# TASK DETAILS
Report the count of lines that carry the string "ylabel", and add nothing.

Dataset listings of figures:

────────────────

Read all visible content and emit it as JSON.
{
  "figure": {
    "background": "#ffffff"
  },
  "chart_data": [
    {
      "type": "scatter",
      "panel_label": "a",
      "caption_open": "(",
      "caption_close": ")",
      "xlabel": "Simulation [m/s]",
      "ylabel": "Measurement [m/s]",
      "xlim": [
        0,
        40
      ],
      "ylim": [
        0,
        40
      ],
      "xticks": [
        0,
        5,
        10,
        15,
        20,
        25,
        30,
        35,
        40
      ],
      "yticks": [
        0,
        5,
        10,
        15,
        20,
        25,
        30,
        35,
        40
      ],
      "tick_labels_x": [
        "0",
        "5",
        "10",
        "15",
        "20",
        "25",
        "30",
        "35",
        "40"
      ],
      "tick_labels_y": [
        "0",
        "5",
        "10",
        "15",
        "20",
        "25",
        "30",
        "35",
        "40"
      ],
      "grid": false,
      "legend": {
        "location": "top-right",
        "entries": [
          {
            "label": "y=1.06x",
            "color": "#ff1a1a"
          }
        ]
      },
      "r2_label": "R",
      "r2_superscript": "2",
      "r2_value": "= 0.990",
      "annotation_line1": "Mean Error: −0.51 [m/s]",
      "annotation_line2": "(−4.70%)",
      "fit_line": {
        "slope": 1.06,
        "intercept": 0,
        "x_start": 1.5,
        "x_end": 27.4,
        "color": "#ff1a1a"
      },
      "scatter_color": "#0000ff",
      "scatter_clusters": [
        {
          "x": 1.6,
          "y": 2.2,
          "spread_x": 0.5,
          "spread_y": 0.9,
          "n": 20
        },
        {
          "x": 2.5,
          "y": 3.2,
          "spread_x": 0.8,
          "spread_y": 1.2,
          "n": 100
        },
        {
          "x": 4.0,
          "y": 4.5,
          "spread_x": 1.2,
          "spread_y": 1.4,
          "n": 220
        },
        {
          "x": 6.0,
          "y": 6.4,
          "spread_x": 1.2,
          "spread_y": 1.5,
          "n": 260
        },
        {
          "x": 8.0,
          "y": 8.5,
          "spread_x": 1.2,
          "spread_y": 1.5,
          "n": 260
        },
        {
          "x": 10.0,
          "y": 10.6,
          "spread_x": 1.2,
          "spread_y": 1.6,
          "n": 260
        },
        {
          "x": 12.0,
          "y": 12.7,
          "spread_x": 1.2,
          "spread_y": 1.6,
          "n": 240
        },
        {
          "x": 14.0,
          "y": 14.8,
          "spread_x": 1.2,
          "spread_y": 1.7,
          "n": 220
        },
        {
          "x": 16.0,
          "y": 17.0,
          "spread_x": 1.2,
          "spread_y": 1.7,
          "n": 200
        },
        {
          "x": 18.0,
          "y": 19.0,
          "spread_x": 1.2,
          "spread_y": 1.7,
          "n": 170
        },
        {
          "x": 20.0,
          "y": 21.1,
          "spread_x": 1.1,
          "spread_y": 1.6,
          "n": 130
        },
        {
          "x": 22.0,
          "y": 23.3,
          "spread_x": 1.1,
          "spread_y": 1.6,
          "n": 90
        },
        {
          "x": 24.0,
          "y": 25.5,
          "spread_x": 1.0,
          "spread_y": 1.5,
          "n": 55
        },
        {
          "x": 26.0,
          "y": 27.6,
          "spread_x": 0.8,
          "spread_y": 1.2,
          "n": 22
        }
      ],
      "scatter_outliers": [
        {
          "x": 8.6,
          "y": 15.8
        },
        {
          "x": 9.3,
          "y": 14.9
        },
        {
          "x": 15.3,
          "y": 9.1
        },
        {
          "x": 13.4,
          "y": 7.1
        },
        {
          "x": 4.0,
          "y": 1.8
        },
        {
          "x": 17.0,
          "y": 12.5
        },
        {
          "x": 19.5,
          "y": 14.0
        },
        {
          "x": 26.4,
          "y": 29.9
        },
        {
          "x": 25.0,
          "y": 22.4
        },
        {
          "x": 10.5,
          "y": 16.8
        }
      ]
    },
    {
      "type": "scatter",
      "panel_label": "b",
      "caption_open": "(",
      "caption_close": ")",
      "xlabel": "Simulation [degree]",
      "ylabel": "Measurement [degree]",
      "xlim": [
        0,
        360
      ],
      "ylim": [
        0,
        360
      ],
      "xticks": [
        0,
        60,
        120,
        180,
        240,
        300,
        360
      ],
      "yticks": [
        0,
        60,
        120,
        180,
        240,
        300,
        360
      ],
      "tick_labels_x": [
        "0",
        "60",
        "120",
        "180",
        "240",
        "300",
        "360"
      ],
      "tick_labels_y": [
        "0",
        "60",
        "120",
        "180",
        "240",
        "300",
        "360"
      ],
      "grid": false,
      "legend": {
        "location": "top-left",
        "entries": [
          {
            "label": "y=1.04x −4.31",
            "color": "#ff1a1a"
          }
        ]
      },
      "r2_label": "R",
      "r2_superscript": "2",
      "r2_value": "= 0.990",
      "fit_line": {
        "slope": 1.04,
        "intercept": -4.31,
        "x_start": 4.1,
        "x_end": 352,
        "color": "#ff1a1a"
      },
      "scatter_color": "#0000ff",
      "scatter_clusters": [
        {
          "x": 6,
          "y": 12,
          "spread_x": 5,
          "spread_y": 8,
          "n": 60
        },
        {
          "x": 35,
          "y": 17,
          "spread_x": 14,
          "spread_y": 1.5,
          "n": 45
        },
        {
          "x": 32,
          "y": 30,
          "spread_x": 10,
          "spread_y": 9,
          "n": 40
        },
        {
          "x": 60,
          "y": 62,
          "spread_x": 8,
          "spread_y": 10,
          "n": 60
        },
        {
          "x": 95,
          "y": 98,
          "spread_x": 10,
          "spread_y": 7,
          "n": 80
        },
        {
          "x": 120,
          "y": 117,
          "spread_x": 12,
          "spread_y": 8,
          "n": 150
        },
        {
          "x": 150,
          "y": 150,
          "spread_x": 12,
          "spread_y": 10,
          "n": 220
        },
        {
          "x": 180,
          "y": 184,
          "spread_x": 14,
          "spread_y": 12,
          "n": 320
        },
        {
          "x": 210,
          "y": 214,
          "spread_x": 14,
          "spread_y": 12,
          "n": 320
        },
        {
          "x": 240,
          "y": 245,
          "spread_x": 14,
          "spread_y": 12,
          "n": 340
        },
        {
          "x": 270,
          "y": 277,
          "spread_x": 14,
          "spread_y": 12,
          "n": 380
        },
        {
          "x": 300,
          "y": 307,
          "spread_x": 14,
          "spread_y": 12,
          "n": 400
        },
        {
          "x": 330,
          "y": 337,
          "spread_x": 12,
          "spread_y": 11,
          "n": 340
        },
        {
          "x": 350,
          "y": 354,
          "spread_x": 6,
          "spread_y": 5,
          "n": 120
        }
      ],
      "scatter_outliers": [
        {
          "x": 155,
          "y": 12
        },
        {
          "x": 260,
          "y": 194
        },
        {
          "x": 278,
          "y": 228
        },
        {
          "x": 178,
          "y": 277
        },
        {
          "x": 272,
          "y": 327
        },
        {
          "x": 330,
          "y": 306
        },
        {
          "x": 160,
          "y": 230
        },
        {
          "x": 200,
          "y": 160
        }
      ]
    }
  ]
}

────────────────

# RESPONSE
2